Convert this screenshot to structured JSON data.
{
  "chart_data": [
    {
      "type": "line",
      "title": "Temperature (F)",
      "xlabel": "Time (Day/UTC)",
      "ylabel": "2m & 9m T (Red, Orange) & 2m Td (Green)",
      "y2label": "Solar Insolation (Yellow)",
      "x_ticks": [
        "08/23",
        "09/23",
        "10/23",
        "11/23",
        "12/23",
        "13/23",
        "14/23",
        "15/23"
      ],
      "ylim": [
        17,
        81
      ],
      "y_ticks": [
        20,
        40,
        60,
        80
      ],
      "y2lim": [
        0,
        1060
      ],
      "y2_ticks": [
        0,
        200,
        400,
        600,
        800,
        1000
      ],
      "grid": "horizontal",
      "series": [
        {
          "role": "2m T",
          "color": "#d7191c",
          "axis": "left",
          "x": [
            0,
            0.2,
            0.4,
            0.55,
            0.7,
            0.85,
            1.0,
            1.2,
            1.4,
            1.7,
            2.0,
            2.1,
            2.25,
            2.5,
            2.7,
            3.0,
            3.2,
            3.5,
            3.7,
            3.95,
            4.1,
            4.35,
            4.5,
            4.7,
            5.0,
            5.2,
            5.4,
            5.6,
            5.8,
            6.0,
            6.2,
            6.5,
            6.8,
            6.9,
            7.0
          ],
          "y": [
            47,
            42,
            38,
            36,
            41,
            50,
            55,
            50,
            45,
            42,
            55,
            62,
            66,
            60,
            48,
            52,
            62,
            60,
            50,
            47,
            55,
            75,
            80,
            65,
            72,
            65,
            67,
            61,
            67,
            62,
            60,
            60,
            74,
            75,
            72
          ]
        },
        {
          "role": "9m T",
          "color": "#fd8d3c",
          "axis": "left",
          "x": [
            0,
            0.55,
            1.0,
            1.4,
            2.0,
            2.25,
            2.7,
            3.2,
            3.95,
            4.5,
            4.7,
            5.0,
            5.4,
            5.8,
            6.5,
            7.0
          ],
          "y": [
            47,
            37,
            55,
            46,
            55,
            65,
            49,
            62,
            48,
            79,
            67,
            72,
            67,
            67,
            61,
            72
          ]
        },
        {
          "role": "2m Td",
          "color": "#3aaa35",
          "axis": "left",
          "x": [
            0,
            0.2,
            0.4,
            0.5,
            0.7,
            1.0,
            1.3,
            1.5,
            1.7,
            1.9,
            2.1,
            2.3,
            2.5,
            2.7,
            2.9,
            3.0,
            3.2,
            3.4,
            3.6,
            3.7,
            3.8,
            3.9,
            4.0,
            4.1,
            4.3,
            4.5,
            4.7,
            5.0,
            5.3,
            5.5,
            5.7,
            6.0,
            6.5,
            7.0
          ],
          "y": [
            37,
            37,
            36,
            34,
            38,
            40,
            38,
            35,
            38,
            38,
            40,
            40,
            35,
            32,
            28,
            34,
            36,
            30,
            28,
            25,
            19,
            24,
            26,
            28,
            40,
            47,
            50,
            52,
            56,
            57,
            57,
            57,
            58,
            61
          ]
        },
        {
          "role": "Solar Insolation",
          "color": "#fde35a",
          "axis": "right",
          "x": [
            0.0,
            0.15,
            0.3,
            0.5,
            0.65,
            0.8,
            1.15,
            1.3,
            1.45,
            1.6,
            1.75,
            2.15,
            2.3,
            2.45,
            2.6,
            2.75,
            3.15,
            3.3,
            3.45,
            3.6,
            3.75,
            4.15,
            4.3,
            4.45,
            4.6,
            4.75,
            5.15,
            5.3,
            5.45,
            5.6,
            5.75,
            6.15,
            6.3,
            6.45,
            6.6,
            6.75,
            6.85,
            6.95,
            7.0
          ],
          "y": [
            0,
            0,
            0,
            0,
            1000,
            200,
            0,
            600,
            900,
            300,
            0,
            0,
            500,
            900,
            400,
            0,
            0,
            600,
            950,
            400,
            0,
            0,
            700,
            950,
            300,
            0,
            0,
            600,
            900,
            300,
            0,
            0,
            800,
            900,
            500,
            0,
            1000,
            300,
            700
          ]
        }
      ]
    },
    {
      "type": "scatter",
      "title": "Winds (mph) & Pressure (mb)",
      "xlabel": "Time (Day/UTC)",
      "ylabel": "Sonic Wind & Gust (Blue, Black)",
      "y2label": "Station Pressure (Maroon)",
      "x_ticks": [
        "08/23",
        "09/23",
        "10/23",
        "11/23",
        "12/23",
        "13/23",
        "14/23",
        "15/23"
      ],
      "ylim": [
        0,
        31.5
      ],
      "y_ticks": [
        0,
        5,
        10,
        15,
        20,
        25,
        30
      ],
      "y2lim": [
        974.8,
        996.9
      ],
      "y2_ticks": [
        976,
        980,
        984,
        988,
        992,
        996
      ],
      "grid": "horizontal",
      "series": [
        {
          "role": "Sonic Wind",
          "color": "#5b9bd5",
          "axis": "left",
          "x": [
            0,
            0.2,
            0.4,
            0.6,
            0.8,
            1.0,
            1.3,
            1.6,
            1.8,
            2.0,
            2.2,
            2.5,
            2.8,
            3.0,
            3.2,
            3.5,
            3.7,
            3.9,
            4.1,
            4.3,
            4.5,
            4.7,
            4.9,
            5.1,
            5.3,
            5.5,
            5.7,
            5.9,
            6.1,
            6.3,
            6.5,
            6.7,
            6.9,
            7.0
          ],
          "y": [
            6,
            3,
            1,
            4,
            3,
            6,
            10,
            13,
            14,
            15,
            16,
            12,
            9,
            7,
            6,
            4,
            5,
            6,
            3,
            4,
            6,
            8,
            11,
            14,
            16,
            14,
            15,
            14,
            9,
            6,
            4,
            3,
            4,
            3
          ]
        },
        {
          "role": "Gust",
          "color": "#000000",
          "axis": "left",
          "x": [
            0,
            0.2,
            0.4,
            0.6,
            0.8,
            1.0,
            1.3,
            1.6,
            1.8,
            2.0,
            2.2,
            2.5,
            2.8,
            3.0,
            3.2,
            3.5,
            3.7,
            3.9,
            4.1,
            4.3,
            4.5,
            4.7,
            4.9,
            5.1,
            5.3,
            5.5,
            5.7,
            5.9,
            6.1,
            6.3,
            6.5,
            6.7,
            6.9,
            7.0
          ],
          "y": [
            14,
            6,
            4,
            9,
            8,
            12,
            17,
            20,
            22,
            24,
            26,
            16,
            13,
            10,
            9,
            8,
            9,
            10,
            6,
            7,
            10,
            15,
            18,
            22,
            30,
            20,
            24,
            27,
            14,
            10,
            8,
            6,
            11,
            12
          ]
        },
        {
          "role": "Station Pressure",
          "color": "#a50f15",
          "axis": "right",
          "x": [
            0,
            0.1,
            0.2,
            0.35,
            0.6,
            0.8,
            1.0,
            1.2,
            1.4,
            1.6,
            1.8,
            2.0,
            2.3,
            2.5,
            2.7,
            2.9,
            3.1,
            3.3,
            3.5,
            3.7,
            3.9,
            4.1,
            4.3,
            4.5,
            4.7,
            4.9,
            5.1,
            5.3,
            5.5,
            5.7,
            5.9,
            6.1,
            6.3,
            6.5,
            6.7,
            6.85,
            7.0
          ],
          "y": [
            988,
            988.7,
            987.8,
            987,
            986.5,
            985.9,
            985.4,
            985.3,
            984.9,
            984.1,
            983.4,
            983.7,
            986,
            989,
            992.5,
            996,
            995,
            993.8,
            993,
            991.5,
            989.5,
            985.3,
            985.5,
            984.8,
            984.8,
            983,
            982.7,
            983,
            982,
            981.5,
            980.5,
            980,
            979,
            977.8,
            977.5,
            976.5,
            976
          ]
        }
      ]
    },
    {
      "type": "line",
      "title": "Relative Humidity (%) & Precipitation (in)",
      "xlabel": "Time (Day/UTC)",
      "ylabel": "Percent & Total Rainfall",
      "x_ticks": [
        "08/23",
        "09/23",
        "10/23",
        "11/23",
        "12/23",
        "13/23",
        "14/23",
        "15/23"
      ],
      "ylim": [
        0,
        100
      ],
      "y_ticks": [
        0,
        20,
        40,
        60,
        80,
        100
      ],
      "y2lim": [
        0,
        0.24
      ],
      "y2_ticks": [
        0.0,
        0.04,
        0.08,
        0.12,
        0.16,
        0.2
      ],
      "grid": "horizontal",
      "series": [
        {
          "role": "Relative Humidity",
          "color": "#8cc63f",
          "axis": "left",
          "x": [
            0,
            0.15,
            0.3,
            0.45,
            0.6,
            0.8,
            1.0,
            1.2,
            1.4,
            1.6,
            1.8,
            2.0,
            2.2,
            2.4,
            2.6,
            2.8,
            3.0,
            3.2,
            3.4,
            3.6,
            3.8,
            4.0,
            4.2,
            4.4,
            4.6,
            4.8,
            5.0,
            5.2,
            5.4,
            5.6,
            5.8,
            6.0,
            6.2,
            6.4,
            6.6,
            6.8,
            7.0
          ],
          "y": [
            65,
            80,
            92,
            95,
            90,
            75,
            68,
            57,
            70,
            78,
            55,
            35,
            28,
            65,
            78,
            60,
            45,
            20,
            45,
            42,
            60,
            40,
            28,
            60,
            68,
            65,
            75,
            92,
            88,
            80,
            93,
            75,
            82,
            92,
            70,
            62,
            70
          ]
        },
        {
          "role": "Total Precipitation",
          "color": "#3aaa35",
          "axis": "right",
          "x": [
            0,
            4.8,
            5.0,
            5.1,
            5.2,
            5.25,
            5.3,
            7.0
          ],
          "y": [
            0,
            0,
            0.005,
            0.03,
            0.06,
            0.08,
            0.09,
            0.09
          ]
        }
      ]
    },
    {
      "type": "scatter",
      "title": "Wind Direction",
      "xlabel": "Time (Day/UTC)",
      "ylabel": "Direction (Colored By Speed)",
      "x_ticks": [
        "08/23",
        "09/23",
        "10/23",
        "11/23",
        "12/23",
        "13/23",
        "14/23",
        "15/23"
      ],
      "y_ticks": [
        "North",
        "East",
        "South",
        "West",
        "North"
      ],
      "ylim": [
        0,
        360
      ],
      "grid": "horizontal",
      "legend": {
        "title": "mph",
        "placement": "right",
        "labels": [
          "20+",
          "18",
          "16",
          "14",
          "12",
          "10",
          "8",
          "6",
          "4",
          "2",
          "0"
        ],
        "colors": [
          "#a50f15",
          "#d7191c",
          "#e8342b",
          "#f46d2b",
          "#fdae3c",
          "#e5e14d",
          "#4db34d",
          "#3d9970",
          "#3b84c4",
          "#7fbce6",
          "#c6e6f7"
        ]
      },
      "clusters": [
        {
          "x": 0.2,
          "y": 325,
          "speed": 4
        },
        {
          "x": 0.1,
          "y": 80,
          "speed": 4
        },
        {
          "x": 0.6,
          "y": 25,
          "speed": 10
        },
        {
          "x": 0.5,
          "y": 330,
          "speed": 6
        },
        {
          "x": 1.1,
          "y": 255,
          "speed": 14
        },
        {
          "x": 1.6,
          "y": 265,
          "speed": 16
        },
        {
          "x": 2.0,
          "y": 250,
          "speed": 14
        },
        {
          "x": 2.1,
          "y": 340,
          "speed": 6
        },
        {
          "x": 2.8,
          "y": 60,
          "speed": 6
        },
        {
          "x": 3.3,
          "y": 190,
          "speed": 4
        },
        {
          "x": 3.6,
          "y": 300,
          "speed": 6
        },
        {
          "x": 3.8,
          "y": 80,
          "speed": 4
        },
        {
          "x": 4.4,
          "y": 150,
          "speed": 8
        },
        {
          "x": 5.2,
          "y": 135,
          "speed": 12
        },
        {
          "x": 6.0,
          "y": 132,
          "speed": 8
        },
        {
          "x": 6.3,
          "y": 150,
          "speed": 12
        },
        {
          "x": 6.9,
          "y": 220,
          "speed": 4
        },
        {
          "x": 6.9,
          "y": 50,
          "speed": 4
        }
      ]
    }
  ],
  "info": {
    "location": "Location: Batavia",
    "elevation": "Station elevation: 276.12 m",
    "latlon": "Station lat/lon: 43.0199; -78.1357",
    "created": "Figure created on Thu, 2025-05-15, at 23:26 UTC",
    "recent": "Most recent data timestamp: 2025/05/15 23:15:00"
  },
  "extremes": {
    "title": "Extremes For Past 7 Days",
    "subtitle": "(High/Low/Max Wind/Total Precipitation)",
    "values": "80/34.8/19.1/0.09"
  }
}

▸ What this task involves
Reply with nothing but the number of lines in the data above that contain "role".

▸ Completed task
9